● What you need to do
Each entry must be reproduced precisely as it stands.

[Extracted data entries]
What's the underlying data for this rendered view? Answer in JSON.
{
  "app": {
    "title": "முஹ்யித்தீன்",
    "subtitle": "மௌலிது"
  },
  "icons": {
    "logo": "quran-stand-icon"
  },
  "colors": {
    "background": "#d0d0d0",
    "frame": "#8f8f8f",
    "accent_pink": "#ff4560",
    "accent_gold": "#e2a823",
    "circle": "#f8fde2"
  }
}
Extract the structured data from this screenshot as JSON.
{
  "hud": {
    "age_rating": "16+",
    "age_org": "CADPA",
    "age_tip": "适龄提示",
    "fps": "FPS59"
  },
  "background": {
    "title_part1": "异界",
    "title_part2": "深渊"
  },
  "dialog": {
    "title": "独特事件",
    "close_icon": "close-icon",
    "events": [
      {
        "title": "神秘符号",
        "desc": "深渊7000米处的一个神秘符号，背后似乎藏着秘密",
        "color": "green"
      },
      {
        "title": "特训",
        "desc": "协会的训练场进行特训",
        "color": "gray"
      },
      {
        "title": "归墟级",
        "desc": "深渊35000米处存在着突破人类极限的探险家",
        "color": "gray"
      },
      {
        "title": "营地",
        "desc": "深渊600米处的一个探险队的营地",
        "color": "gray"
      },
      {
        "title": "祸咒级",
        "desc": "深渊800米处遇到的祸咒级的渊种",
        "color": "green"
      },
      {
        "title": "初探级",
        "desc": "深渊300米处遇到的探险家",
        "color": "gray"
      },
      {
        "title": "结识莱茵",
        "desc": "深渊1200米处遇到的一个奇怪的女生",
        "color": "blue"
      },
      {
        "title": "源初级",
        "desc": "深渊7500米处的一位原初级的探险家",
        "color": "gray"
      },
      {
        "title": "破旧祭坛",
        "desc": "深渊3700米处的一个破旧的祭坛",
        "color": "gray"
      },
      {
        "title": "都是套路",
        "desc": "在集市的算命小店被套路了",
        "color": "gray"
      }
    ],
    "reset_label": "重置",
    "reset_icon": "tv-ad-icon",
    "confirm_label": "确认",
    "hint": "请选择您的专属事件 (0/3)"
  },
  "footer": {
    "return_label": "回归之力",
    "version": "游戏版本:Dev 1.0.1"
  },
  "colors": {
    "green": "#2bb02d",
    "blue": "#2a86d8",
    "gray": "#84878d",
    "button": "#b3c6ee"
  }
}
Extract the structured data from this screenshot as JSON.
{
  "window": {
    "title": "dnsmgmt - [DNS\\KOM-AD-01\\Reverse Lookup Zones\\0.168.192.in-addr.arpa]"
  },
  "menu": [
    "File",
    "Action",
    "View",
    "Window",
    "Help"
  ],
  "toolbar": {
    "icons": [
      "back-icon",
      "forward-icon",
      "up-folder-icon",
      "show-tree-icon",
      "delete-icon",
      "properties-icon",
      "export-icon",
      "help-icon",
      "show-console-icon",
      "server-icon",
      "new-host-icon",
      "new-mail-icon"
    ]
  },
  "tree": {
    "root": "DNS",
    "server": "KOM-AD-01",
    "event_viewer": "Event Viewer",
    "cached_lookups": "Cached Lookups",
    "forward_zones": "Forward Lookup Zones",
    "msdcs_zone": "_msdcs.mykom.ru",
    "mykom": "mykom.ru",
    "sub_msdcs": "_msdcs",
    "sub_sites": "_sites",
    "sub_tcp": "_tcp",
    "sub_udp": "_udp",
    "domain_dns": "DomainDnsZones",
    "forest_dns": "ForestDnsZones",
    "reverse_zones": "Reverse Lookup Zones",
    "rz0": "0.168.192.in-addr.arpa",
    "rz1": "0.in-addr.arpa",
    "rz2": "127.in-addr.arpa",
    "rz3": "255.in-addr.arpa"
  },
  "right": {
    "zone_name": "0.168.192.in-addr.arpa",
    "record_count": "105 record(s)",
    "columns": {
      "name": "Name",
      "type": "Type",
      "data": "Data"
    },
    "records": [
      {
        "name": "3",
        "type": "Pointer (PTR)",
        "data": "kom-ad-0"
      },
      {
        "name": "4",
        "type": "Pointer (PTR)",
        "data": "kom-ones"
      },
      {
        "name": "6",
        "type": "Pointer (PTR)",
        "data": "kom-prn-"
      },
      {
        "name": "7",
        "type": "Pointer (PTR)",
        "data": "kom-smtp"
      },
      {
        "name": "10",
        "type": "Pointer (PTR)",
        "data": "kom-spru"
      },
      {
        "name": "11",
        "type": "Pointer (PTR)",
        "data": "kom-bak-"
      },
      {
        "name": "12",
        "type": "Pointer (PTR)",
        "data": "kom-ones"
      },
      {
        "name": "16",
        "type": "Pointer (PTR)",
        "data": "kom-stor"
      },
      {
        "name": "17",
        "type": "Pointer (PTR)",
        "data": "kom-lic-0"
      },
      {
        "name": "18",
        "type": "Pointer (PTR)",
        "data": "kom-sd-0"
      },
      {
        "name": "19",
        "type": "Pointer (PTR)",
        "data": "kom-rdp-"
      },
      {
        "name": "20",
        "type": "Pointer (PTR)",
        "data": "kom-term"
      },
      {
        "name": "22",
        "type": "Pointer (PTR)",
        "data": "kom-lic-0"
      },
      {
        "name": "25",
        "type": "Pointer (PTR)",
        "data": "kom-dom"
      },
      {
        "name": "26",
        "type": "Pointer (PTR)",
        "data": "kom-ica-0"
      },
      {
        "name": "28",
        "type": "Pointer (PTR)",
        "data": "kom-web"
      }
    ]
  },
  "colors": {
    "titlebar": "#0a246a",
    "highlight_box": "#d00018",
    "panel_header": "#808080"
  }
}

● Output for this task
What's the underlying data for this rendered view? Answer in JSON.
{
  "app": {
    "title": "முஹ்யித்தீன்",
    "subtitle": "மௌலிது"
  },
  "icons": {
    "logo": "quran-stand-icon"
  },
  "colors": {
    "background": "#d0d0d0",
    "frame": "#8f8f8f",
    "accent_pink": "#ff4560",
    "accent_gold": "#e2a823",
    "circle": "#f8fde2"
  }
}
Extract the structured data from this screenshot as JSON.
{
  "hud": {
    "age_rating": "16+",
    "age_org": "CADPA",
    "age_tip": "适龄提示",
    "fps": "FPS59"
  },
  "background": {
    "title_part1": "异界",
    "title_part2": "深渊"
  },
  "dialog": {
    "title": "独特事件",
    "close_icon": "close-icon",
    "events": [
      {
        "title": "神秘符号",
        "desc": "深渊7000米处的一个神秘符号，背后似乎藏着秘密",
        "color": "green"
      },
      {
        "title": "特训",
        "desc": "协会的训练场进行特训",
        "color": "gray"
      },
      {
        "title": "归墟级",
        "desc": "深渊35000米处存在着突破人类极限的探险家",
        "color": "gray"
      },
      {
        "title": "营地",
        "desc": "深渊600米处的一个探险队的营地",
        "color": "gray"
      },
      {
        "title": "祸咒级",
        "desc": "深渊800米处遇到的祸咒级的渊种",
        "color": "green"
      },
      {
        "title": "初探级",
        "desc": "深渊300米处遇到的探险家",
        "color": "gray"
      },
      {
        "title": "结识莱茵",
        "desc": "深渊1200米处遇到的一个奇怪的女生",
        "color": "blue"
      },
      {
        "title": "源初级",
        "desc": "深渊7500米处的一位原初级的探险家",
        "color": "gray"
      },
      {
        "title": "破旧祭坛",
        "desc": "深渊3700米处的一个破旧的祭坛",
        "color": "gray"
      },
      {
        "title": "都是套路",
        "desc": "在集市的算命小店被套路了",
        "color": "gray"
      }
    ],
    "reset_label": "重置",
    "reset_icon": "tv-ad-icon",
    "confirm_label": "确认",
    "hint": "请选择您的专属事件 (0/3)"
  },
  "footer": {
    "return_label": "回归之力",
    "version": "游戏版本:Dev 1.0.1"
  },
  "colors": {
    "green": "#2bb02d",
    "blue": "#2a86d8",
    "gray": "#84878d",
    "button": "#b3c6ee"
  }
}
Extract the structured data from this screenshot as JSON.
{
  "window": {
    "title": "dnsmgmt - [DNS\\KOM-AD-01\\Reverse Lookup Zones\\0.168.192.in-addr.arpa]"
  },
  "menu": [
    "File",
    "Action",
    "View",
    "Window",
    "Help"
  ],
  "toolbar": {
    "icons": [
      "back-icon",
      "forward-icon",
      "up-folder-icon",
      "show-tree-icon",
      "delete-icon",
      "properties-icon",
      "export-icon",
      "help-icon",
      "show-console-icon",
      "server-icon",
      "new-host-icon",
      "new-mail-icon"
    ]
  },
  "tree": {
    "root": "DNS",
    "server": "KOM-AD-01",
    "event_viewer": "Event Viewer",
    "cached_lookups": "Cached Lookups",
    "forward_zones": "Forward Lookup Zones",
    "msdcs_zone": "_msdcs.mykom.ru",
    "mykom": "mykom.ru",
    "sub_msdcs": "_msdcs",
    "sub_sites": "_sites",
    "sub_tcp": "_tcp",
    "sub_udp": "_udp",
    "domain_dns": "DomainDnsZones",
    "forest_dns": "ForestDnsZones",
    "reverse_zones": "Reverse Lookup Zones",
    "rz0": "0.168.192.in-addr.arpa",
    "rz1": "0.in-addr.arpa",
    "rz2": "127.in-addr.arpa",
    "rz3": "255.in-addr.arpa"
  },
  "right": {
    "zone_name": "0.168.192.in-addr.arpa",
    "record_count": "105 record(s)",
    "columns": {
      "name": "Name",
      "type": "Type",
      "data": "Data"
    },
    "records": [
      {
        "name": "3",
        "type": "Pointer (PTR)",
        "data": "kom-ad-0"
      },
      {
        "name": "4",
        "type": "Pointer (PTR)",
        "data": "kom-ones"
      },
      {
        "name": "6",
        "type": "Pointer (PTR)",
        "data": "kom-prn-"
      },
      {
        "name": "7",
        "type": "Pointer (PTR)",
        "data": "kom-smtp"
      },
      {
        "name": "10",
        "type": "Pointer (PTR)",
        "data": "kom-spru"
      },
      {
        "name": "11",
        "type": "Pointer (PTR)",
        "data": "kom-bak-"
      },
      {
        "name": "12",
        "type": "Pointer (PTR)",
        "data": "kom-ones"
      },
      {
        "name": "16",
        "type": "Pointer (PTR)",
        "data": "kom-stor"
      },
      {
        "name": "17",
        "type": "Pointer (PTR)",
        "data": "kom-lic-0"
      },
      {
        "name": "18",
        "type": "Pointer (PTR)",
        "data": "kom-sd-0"
      },
      {
        "name": "19",
        "type": "Pointer (PTR)",
        "data": "kom-rdp-"
      },
      {
        "name": "20",
        "type": "Pointer (PTR)",
        "data": "kom-term"
      },
      {
        "name": "22",
        "type": "Pointer (PTR)",
        "data": "kom-lic-0"
      },
      {
        "name": "25",
        "type": "Pointer (PTR)",
        "data": "kom-dom"
      },
      {
        "name": "26",
        "type": "Pointer (PTR)",
        "data": "kom-ica-0"
      },
      {
        "name": "28",
        "type": "Pointer (PTR)",
        "data": "kom-web"
      }
    ]
  },
  "colors": {
    "titlebar": "#0a246a",
    "highlight_box": "#d00018",
    "panel_header": "#808080"
  }
}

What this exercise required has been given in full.